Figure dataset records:

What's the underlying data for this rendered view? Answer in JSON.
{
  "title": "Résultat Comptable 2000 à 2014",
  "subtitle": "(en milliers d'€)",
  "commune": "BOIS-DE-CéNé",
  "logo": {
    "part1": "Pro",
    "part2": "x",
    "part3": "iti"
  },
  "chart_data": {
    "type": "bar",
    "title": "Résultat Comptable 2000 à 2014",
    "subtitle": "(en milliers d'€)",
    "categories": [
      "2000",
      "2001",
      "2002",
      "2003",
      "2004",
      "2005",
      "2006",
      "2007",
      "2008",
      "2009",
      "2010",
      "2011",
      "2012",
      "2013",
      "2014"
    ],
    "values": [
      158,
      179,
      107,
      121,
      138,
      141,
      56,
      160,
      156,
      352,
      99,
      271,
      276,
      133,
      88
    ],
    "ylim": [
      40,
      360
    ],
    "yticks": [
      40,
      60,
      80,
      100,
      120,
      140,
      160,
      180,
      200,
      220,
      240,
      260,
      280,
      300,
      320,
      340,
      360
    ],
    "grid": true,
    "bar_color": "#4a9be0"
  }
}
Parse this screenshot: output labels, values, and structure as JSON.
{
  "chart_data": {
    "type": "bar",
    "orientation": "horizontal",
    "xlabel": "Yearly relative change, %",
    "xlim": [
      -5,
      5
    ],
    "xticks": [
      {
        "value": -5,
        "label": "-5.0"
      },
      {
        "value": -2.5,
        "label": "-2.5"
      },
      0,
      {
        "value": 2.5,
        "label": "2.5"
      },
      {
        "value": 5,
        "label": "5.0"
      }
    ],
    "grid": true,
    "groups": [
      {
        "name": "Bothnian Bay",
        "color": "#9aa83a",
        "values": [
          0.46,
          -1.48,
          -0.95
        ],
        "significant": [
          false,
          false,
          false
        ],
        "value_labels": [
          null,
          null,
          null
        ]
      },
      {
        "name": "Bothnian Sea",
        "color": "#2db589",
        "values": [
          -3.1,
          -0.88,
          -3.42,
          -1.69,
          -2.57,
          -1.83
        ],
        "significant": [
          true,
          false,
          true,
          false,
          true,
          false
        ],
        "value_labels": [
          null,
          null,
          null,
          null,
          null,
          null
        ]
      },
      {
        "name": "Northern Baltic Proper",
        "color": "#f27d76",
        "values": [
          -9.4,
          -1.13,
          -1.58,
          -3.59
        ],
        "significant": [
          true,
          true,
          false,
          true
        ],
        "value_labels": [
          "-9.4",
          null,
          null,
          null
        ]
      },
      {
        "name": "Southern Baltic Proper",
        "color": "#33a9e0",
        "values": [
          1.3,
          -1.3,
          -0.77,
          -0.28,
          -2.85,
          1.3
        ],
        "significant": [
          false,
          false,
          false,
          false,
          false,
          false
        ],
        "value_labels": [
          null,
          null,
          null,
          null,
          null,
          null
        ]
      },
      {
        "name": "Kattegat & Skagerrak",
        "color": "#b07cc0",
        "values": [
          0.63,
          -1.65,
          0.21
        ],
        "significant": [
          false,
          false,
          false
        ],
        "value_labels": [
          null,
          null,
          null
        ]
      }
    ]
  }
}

■ YOUR TASK ■
Please return the data above exactly as given.

■ WRITTEN RESPONSE ■
What's the underlying data for this rendered view? Answer in JSON.
{
  "title": "Résultat Comptable 2000 à 2014",
  "subtitle": "(en milliers d'€)",
  "commune": "BOIS-DE-CéNé",
  "logo": {
    "part1": "Pro",
    "part2": "x",
    "part3": "iti"
  },
  "chart_data": {
    "type": "bar",
    "title": "Résultat Comptable 2000 à 2014",
    "subtitle": "(en milliers d'€)",
    "categories": [
      "2000",
      "2001",
      "2002",
      "2003",
      "2004",
      "2005",
      "2006",
      "2007",
      "2008",
      "2009",
      "2010",
      "2011",
      "2012",
      "2013",
      "2014"
    ],
    "values": [
      158,
      179,
      107,
      121,
      138,
      141,
      56,
      160,
      156,
      352,
      99,
      271,
      276,
      133,
      88
    ],
    "ylim": [
      40,
      360
    ],
    "yticks": [
      40,
      60,
      80,
      100,
      120,
      140,
      160,
      180,
      200,
      220,
      240,
      260,
      280,
      300,
      320,
      340,
      360
    ],
    "grid": true,
    "bar_color": "#4a9be0"
  }
}
Parse this screenshot: output labels, values, and structure as JSON.
{
  "chart_data": {
    "type": "bar",
    "orientation": "horizontal",
    "xlabel": "Yearly relative change, %",
    "xlim": [
      -5,
      5
    ],
    "xticks": [
      {
        "value": -5,
        "label": "-5.0"
      },
      {
        "value": -2.5,
        "label": "-2.5"
      },
      0,
      {
        "value": 2.5,
        "label": "2.5"
      },
      {
        "value": 5,
        "label": "5.0"
      }
    ],
    "grid": true,
    "groups": [
      {
        "name": "Bothnian Bay",
        "color": "#9aa83a",
        "values": [
          0.46,
          -1.48,
          -0.95
        ],
        "significant": [
          false,
          false,
          false
        ],
        "value_labels": [
          null,
          null,
          null
        ]
      },
      {
        "name": "Bothnian Sea",
        "color": "#2db589",
        "values": [
          -3.1,
          -0.88,
          -3.42,
          -1.69,
          -2.57,
          -1.83
        ],
        "significant": [
          true,
          false,
          true,
          false,
          true,
          false
        ],
        "value_labels": [
          null,
          null,
          null,
          null,
          null,
          null
        ]
      },
      {
        "name": "Northern Baltic Proper",
        "color": "#f27d76",
        "values": [
          -9.4,
          -1.13,
          -1.58,
          -3.59
        ],
        "significant": [
          true,
          true,
          false,
          true
        ],
        "value_labels": [
          "-9.4",
          null,
          null,
          null
        ]
      },
      {
        "name": "Southern Baltic Proper",
        "color": "#33a9e0",
        "values": [
          1.3,
          -1.3,
          -0.77,
          -0.28,
          -2.85,
          1.3
        ],
        "significant": [
          false,
          false,
          false,
          false,
          false,
          false
        ],
        "value_labels": [
          null,
          null,
          null,
          null,
          null,
          null
        ]
      },
      {
        "name": "Kattegat & Skagerrak",
        "color": "#b07cc0",
        "values": [
          0.63,
          -1.65,
          0.21
        ],
        "significant": [
          false,
          false,
          false
        ],
        "value_labels": [
          null,
          null,
          null
        ]
      }
    ]
  }
}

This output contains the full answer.